▶ **WHAT YOU ARE ASKED TO DO**
Reproduce the entries word for word, and omit any picture you find in them.
+++ DATA FOR THIS EXERCISE
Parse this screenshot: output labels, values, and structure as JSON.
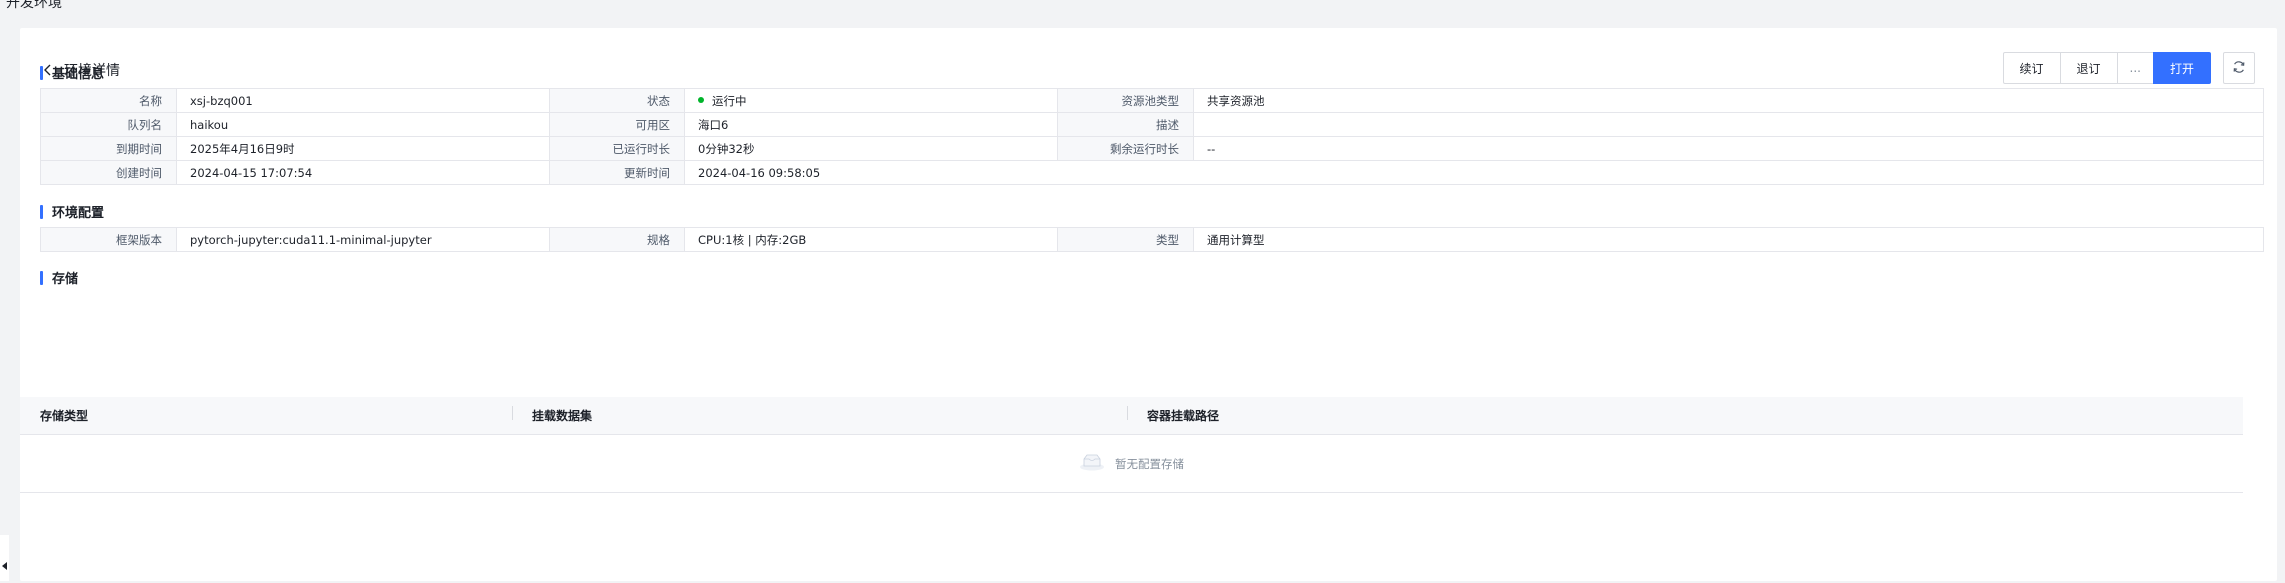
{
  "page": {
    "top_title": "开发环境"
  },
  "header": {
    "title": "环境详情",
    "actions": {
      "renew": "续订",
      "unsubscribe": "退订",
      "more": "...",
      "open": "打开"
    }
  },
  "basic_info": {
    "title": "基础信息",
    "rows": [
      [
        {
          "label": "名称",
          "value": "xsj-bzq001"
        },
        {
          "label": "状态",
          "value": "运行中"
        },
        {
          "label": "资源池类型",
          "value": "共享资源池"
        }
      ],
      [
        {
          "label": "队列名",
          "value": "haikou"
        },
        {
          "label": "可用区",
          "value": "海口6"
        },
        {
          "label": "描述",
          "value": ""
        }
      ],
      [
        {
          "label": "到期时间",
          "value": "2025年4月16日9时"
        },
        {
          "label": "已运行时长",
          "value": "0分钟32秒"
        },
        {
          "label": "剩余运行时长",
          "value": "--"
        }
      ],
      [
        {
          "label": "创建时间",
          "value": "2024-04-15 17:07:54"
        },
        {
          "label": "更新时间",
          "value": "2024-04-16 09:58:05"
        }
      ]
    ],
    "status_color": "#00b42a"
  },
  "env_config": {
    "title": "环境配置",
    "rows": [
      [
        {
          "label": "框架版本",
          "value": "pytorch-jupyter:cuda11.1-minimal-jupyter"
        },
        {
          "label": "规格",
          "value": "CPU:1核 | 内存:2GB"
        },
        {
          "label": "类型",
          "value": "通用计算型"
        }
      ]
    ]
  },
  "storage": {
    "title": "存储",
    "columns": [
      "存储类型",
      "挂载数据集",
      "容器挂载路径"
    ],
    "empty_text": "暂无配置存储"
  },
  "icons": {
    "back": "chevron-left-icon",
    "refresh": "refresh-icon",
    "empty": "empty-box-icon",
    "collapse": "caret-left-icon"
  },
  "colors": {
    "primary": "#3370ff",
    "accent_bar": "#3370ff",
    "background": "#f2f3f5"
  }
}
++++++
▶ **REPLY**
Parse this screenshot: output labels, values, and structure as JSON.
{
  "page": {
    "top_title": "开发环境"
  },
  "header": {
    "title": "环境详情",
    "actions": {
      "renew": "续订",
      "unsubscribe": "退订",
      "more": "...",
      "open": "打开"
    }
  },
  "basic_info": {
    "title": "基础信息",
    "rows": [
      [
        {
          "label": "名称",
          "value": "xsj-bzq001"
        },
        {
          "label": "状态",
          "value": "运行中"
        },
        {
          "label": "资源池类型",
          "value": "共享资源池"
        }
      ],
      [
        {
          "label": "队列名",
          "value": "haikou"
        },
        {
          "label": "可用区",
          "value": "海口6"
        },
        {
          "label": "描述",
          "value": ""
        }
      ],
      [
        {
          "label": "到期时间",
          "value": "2025年4月16日9时"
        },
        {
          "label": "已运行时长",
          "value": "0分钟32秒"
        },
        {
          "label": "剩余运行时长",
          "value": "--"
        }
      ],
      [
        {
          "label": "创建时间",
          "value": "2024-04-15 17:07:54"
        },
        {
          "label": "更新时间",
          "value": "2024-04-16 09:58:05"
        }
      ]
    ],
    "status_color": "#00b42a"
  },
  "env_config": {
    "title": "环境配置",
    "rows": [
      [
        {
          "label": "框架版本",
          "value": "pytorch-jupyter:cuda11.1-minimal-jupyter"
        },
        {
          "label": "规格",
          "value": "CPU:1核 | 内存:2GB"
        },
        {
          "label": "类型",
          "value": "通用计算型"
        }
      ]
    ]
  },
  "storage": {
    "title": "存储",
    "columns": [
      "存储类型",
      "挂载数据集",
      "容器挂载路径"
    ],
    "empty_text": "暂无配置存储"
  },
  "icons": {
    "back": "chevron-left-icon",
    "refresh": "refresh-icon",
    "empty": "empty-box-icon",
    "collapse": "caret-left-icon"
  },
  "colors": {
    "primary": "#3370ff",
    "accent_bar": "#3370ff",
    "background": "#f2f3f5"
  }
}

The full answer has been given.